- _Work to be completed_
Your task is to gather the lines below that hold the string "피조물의".
--- start of Data supplied ---
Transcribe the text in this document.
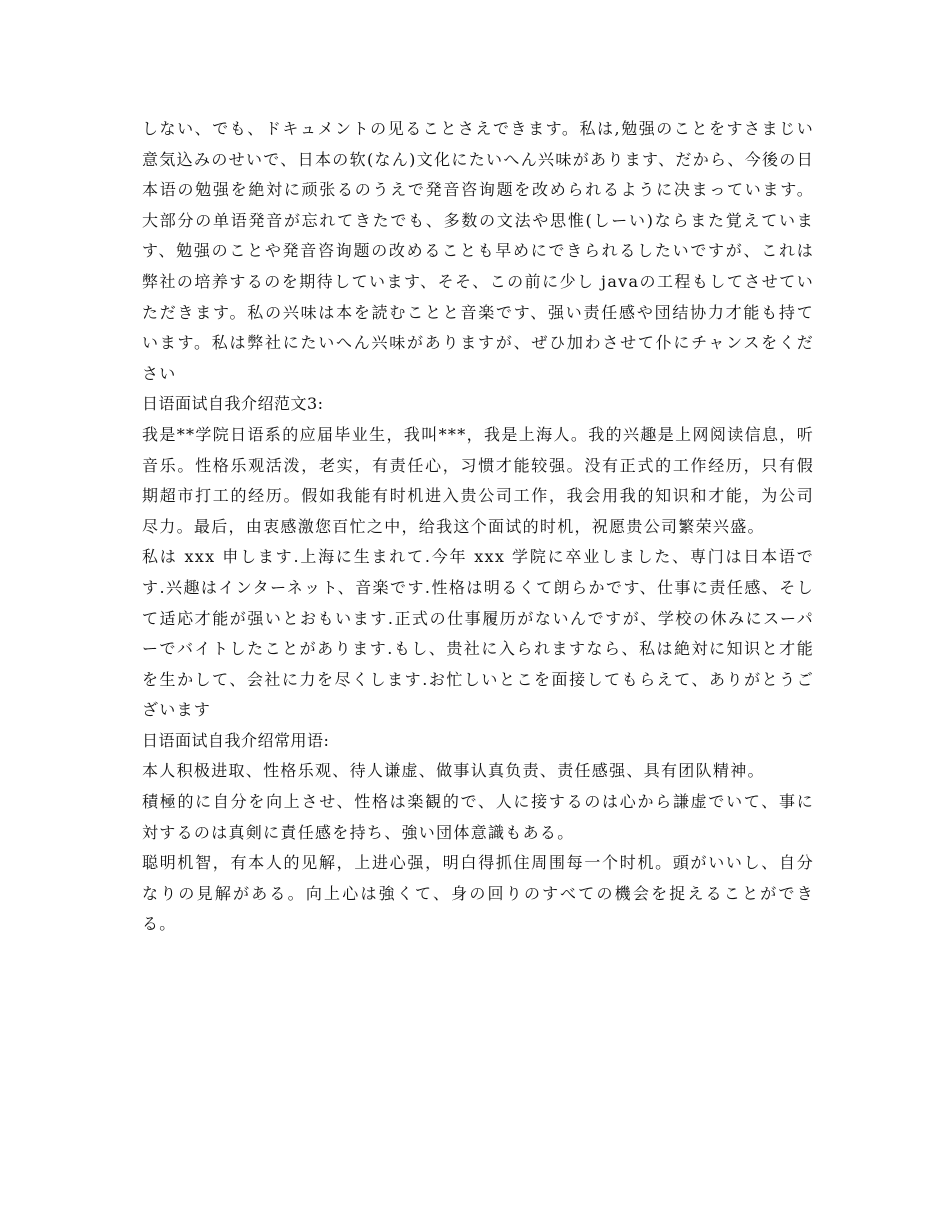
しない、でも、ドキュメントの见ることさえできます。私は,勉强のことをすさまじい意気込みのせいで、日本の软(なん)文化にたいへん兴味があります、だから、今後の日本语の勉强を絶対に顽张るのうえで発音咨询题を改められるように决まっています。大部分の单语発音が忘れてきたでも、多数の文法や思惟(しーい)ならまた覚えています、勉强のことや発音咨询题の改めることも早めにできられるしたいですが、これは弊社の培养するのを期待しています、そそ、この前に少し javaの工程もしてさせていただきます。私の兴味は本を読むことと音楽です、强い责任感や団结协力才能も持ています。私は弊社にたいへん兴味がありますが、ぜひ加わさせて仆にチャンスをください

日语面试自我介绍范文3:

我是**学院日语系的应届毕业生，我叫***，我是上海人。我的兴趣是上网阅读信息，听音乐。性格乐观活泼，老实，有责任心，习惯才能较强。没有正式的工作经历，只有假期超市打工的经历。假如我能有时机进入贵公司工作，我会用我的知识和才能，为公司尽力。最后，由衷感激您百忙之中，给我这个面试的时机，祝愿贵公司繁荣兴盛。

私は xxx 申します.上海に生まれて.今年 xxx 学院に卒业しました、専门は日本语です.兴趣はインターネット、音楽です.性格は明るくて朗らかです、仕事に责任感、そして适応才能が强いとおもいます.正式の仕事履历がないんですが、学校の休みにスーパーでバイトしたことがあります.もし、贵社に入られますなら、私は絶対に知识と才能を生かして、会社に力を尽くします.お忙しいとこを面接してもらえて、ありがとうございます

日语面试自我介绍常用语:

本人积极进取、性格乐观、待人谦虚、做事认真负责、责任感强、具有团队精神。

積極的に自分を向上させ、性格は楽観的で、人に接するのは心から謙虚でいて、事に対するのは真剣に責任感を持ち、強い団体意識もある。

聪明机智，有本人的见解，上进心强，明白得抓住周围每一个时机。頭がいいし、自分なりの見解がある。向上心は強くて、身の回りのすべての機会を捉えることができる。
--- end of Data supplied ---
--- start of Data supplied ---
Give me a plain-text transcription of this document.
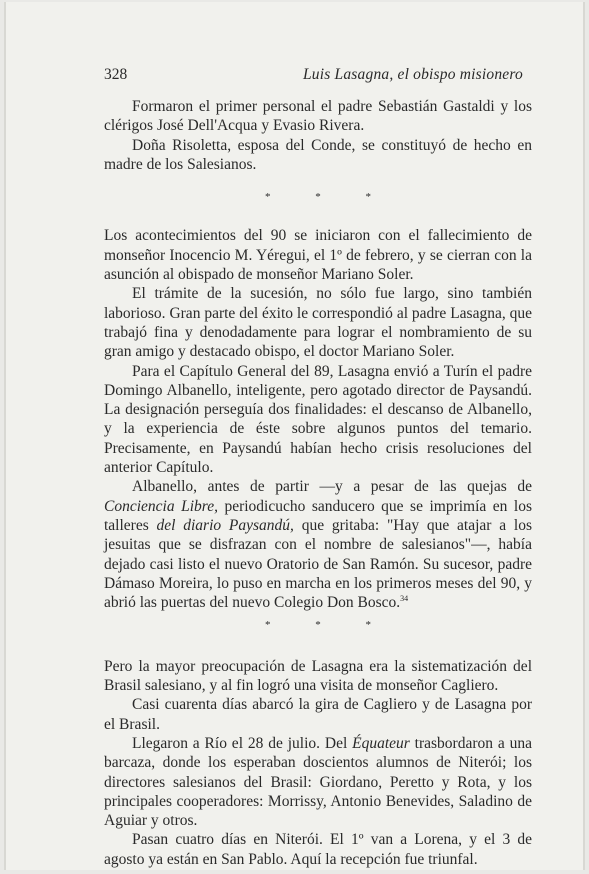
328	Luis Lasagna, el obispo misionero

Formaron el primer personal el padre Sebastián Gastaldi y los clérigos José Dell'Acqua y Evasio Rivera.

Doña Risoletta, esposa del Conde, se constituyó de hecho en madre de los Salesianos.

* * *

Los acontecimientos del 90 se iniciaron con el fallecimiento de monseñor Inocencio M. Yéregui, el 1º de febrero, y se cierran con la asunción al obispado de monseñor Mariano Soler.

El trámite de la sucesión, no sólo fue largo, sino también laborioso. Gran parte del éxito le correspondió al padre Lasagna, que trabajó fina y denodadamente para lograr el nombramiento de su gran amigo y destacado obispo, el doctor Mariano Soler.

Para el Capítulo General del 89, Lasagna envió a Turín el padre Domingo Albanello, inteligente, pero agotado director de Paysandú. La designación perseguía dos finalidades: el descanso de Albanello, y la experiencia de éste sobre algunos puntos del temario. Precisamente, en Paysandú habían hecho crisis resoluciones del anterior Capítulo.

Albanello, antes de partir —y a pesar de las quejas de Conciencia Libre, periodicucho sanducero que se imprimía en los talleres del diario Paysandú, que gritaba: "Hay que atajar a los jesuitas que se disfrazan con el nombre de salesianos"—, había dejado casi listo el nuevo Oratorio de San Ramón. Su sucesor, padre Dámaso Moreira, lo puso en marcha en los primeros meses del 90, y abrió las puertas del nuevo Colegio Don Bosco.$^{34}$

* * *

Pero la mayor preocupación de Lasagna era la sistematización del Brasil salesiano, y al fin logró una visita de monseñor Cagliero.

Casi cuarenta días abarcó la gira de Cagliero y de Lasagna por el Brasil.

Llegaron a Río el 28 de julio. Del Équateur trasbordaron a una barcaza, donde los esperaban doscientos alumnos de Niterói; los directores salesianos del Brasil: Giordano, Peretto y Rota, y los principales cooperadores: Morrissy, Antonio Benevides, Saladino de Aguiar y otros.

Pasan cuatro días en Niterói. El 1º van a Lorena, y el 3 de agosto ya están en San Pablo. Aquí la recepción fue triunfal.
--- end of Data supplied ---
--- start of Data supplied ---
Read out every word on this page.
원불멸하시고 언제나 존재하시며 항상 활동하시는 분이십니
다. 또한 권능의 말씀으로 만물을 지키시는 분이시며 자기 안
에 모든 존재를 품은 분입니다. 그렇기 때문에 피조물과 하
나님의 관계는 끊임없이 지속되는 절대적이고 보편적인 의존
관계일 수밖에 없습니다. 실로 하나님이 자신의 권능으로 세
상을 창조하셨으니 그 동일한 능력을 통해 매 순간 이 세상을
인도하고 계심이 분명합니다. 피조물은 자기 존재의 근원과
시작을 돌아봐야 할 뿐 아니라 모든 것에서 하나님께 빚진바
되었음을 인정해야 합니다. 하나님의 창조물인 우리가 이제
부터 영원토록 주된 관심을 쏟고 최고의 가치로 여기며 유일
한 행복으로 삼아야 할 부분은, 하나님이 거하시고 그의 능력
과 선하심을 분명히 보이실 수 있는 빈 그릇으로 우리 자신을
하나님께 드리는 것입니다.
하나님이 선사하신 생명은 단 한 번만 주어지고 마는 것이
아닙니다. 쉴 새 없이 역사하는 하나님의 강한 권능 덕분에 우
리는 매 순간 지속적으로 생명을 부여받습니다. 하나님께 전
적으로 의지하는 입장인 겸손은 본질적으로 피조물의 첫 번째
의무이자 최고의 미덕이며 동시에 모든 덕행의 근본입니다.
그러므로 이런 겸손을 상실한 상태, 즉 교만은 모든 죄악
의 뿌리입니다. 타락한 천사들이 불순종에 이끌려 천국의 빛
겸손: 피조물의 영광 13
--- end of Data supplied ---
- _Answer for this exercise_
적으로 의지하는 입장인 겸손은 본질적으로 피조물의 첫 번째
겸손: 피조물의 영광 13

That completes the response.